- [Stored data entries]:
## Start

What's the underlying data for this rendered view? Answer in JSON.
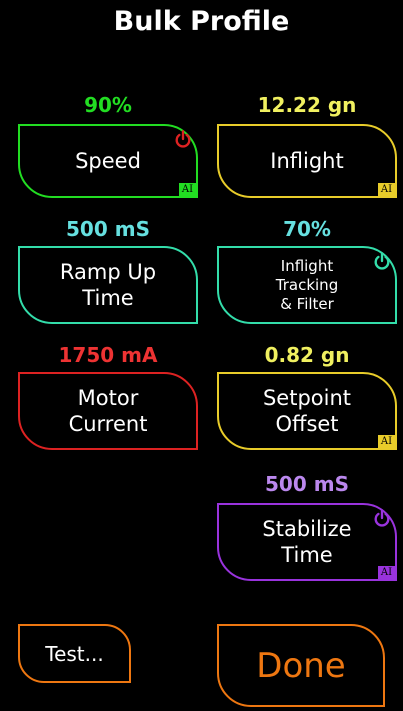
{
  "title": "Bulk Profile",
  "colors": {
    "green": "#22dd22",
    "yellow": "#e8cc2a",
    "cyan": "#33ddaa",
    "red": "#dd2222",
    "purple": "#9933dd",
    "orange": "#ee7711",
    "cyan_value": "#66e0e0",
    "yellow_value": "#f0f060",
    "red_value": "#ee3333",
    "purple_value": "#bb88ee"
  },
  "controls": {
    "speed": {
      "value": "90%",
      "label": "Speed",
      "badge": "AI",
      "icon": "power-icon"
    },
    "inflight": {
      "value": "12.22 gn",
      "label": "Inflight",
      "badge": "AI"
    },
    "ramp_up": {
      "value": "500 mS",
      "label_line1": "Ramp Up",
      "label_line2": "Time"
    },
    "inflight_tracking": {
      "value": "70%",
      "label_line1": "Inflight",
      "label_line2": "Tracking",
      "label_line3": "& Filter",
      "icon": "power-icon"
    },
    "motor_current": {
      "value": "1750 mA",
      "label_line1": "Motor",
      "label_line2": "Current"
    },
    "setpoint_offset": {
      "value": "0.82 gn",
      "label_line1": "Setpoint",
      "label_line2": "Offset",
      "badge": "AI"
    },
    "stabilize": {
      "value": "500 mS",
      "label_line1": "Stabilize",
      "label_line2": "Time",
      "badge": "AI",
      "icon": "power-icon"
    }
  },
  "actions": {
    "test_label": "Test...",
    "done_label": "Done"
  }
}
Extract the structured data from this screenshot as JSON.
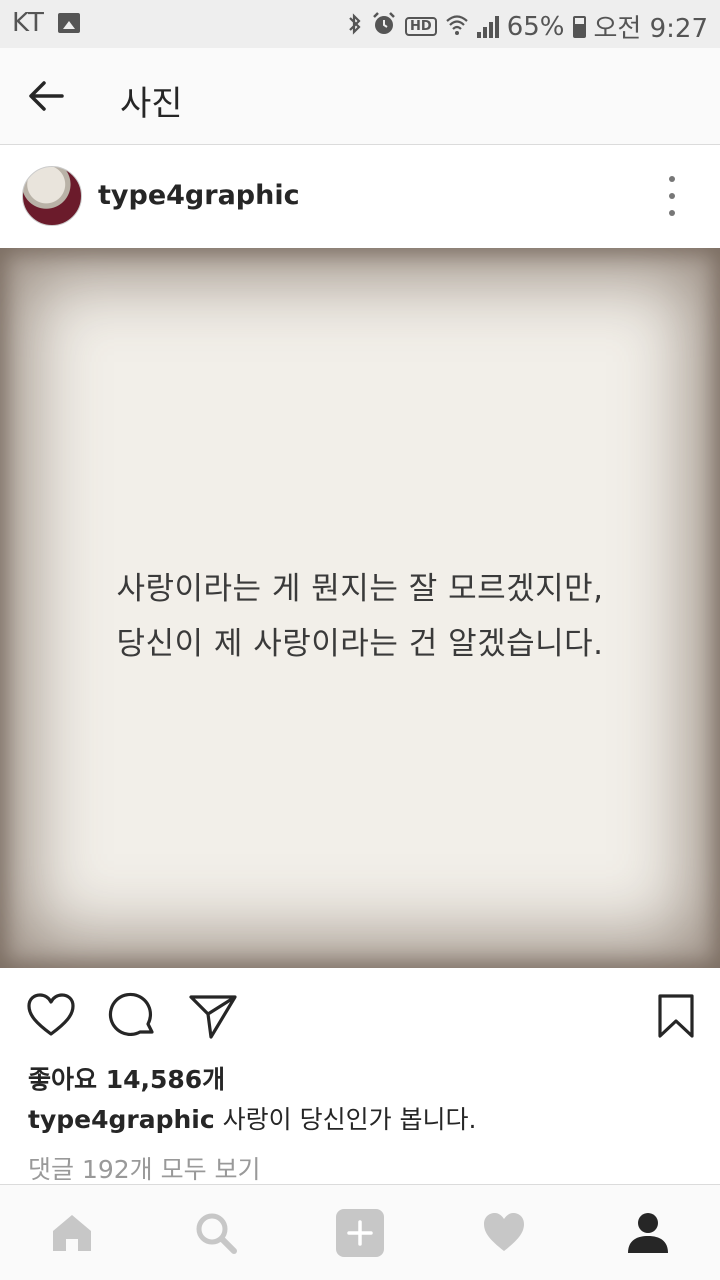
{
  "status_bar": {
    "carrier": "KT",
    "battery": "65%",
    "time": "오전 9:27",
    "hd_badge": "HD",
    "icons": [
      "gallery-icon",
      "bluetooth-icon",
      "alarm-icon",
      "hd-voice-icon",
      "wifi-icon",
      "signal-icon",
      "battery-icon"
    ]
  },
  "header": {
    "title": "사진",
    "back_icon": "arrow-left-icon"
  },
  "post": {
    "username": "type4graphic",
    "more_icon": "more-vertical-icon",
    "image_text": {
      "line1": "사랑이라는 게 뭔지는 잘 모르겠지만,",
      "line2": "당신이 제 사랑이라는 건 알겠습니다."
    },
    "likes": "좋아요 14,586개",
    "caption_user": "type4graphic",
    "caption_text": "사랑이 당신인가 봅니다.",
    "comments_link": "댓글 192개 모두 보기"
  },
  "actions": {
    "icons": [
      "heart-icon",
      "comment-icon",
      "share-icon",
      "bookmark-icon"
    ]
  },
  "bottom_nav": {
    "items": [
      "home-icon",
      "search-icon",
      "add-icon",
      "activity-heart-icon",
      "profile-icon"
    ],
    "active": "profile-icon"
  }
}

## End

- [WHAT YOU HAVE TO DO]: Restate the listing above word for word, and skip the pictures.

- [WRITTEN RESPONSE]:
What's the underlying data for this rendered view? Answer in JSON.
{
  "title": "Bulk Profile",
  "colors": {
    "green": "#22dd22",
    "yellow": "#e8cc2a",
    "cyan": "#33ddaa",
    "red": "#dd2222",
    "purple": "#9933dd",
    "orange": "#ee7711",
    "cyan_value": "#66e0e0",
    "yellow_value": "#f0f060",
    "red_value": "#ee3333",
    "purple_value": "#bb88ee"
  },
  "controls": {
    "speed": {
      "value": "90%",
      "label": "Speed",
      "badge": "AI",
      "icon": "power-icon"
    },
    "inflight": {
      "value": "12.22 gn",
      "label": "Inflight",
      "badge": "AI"
    },
    "ramp_up": {
      "value": "500 mS",
      "label_line1": "Ramp Up",
      "label_line2": "Time"
    },
    "inflight_tracking": {
      "value": "70%",
      "label_line1": "Inflight",
      "label_line2": "Tracking",
      "label_line3": "& Filter",
      "icon": "power-icon"
    },
    "motor_current": {
      "value": "1750 mA",
      "label_line1": "Motor",
      "label_line2": "Current"
    },
    "setpoint_offset": {
      "value": "0.82 gn",
      "label_line1": "Setpoint",
      "label_line2": "Offset",
      "badge": "AI"
    },
    "stabilize": {
      "value": "500 mS",
      "label_line1": "Stabilize",
      "label_line2": "Time",
      "badge": "AI",
      "icon": "power-icon"
    }
  },
  "actions": {
    "test_label": "Test...",
    "done_label": "Done"
  }
}
Extract the structured data from this screenshot as JSON.
{
  "status_bar": {
    "carrier": "KT",
    "battery": "65%",
    "time": "오전 9:27",
    "hd_badge": "HD",
    "icons": [
      "gallery-icon",
      "bluetooth-icon",
      "alarm-icon",
      "hd-voice-icon",
      "wifi-icon",
      "signal-icon",
      "battery-icon"
    ]
  },
  "header": {
    "title": "사진",
    "back_icon": "arrow-left-icon"
  },
  "post": {
    "username": "type4graphic",
    "more_icon": "more-vertical-icon",
    "image_text": {
      "line1": "사랑이라는 게 뭔지는 잘 모르겠지만,",
      "line2": "당신이 제 사랑이라는 건 알겠습니다."
    },
    "likes": "좋아요 14,586개",
    "caption_user": "type4graphic",
    "caption_text": "사랑이 당신인가 봅니다.",
    "comments_link": "댓글 192개 모두 보기"
  },
  "actions": {
    "icons": [
      "heart-icon",
      "comment-icon",
      "share-icon",
      "bookmark-icon"
    ]
  },
  "bottom_nav": {
    "items": [
      "home-icon",
      "search-icon",
      "add-icon",
      "activity-heart-icon",
      "profile-icon"
    ],
    "active": "profile-icon"
  }
}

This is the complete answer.